→ **Prompt**:
Repeat the listing in full, word for word.

=== Excerpted data ===

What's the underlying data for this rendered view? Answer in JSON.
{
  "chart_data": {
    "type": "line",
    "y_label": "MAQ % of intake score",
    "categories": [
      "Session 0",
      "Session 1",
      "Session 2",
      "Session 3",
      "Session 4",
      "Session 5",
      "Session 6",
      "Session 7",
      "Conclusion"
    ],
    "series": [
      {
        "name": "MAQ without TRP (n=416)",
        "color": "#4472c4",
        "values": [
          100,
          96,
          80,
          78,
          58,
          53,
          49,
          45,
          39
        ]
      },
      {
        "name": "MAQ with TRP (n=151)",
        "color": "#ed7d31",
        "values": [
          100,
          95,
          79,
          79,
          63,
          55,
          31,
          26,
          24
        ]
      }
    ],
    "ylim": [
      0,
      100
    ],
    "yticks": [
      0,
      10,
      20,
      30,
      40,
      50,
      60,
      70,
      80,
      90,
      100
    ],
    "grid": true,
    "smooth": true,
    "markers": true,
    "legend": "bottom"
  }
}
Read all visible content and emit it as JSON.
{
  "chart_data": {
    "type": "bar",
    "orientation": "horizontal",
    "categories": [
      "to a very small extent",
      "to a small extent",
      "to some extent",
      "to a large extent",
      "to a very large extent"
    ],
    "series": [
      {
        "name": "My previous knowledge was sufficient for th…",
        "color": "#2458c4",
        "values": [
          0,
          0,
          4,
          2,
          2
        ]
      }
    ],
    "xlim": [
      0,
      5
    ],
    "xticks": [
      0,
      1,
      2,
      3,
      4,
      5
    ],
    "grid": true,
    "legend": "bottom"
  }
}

===

→ **Solution to the problem**:
What's the underlying data for this rendered view? Answer in JSON.
{
  "chart_data": {
    "type": "line",
    "y_label": "MAQ % of intake score",
    "categories": [
      "Session 0",
      "Session 1",
      "Session 2",
      "Session 3",
      "Session 4",
      "Session 5",
      "Session 6",
      "Session 7",
      "Conclusion"
    ],
    "series": [
      {
        "name": "MAQ without TRP (n=416)",
        "color": "#4472c4",
        "values": [
          100,
          96,
          80,
          78,
          58,
          53,
          49,
          45,
          39
        ]
      },
      {
        "name": "MAQ with TRP (n=151)",
        "color": "#ed7d31",
        "values": [
          100,
          95,
          79,
          79,
          63,
          55,
          31,
          26,
          24
        ]
      }
    ],
    "ylim": [
      0,
      100
    ],
    "yticks": [
      0,
      10,
      20,
      30,
      40,
      50,
      60,
      70,
      80,
      90,
      100
    ],
    "grid": true,
    "smooth": true,
    "markers": true,
    "legend": "bottom"
  }
}
Read all visible content and emit it as JSON.
{
  "chart_data": {
    "type": "bar",
    "orientation": "horizontal",
    "categories": [
      "to a very small extent",
      "to a small extent",
      "to some extent",
      "to a large extent",
      "to a very large extent"
    ],
    "series": [
      {
        "name": "My previous knowledge was sufficient for th…",
        "color": "#2458c4",
        "values": [
          0,
          0,
          4,
          2,
          2
        ]
      }
    ],
    "xlim": [
      0,
      5
    ],
    "xticks": [
      0,
      1,
      2,
      3,
      4,
      5
    ],
    "grid": true,
    "legend": "bottom"
  }
}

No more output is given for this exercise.